Task objective → Lines containing the word "catégories" are the ones to copy from the records below.

Records supplied →
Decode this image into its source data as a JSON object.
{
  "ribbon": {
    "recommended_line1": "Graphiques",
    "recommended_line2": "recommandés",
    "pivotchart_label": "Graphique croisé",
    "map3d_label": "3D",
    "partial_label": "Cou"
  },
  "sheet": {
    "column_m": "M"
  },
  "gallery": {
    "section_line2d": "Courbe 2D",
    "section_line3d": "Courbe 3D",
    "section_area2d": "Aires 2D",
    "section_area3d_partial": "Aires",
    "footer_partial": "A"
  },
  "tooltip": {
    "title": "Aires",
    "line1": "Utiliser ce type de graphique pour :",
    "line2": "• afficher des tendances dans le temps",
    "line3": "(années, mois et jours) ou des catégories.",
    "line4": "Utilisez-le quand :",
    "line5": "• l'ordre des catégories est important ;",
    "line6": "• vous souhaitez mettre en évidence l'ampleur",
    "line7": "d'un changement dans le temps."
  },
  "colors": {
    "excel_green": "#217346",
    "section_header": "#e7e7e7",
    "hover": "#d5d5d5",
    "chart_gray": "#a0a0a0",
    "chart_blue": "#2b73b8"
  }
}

Answer to the task →
    "line3": "(années, mois et jours) ou des catégories.",
    "line5": "• l'ordre des catégories est important ;",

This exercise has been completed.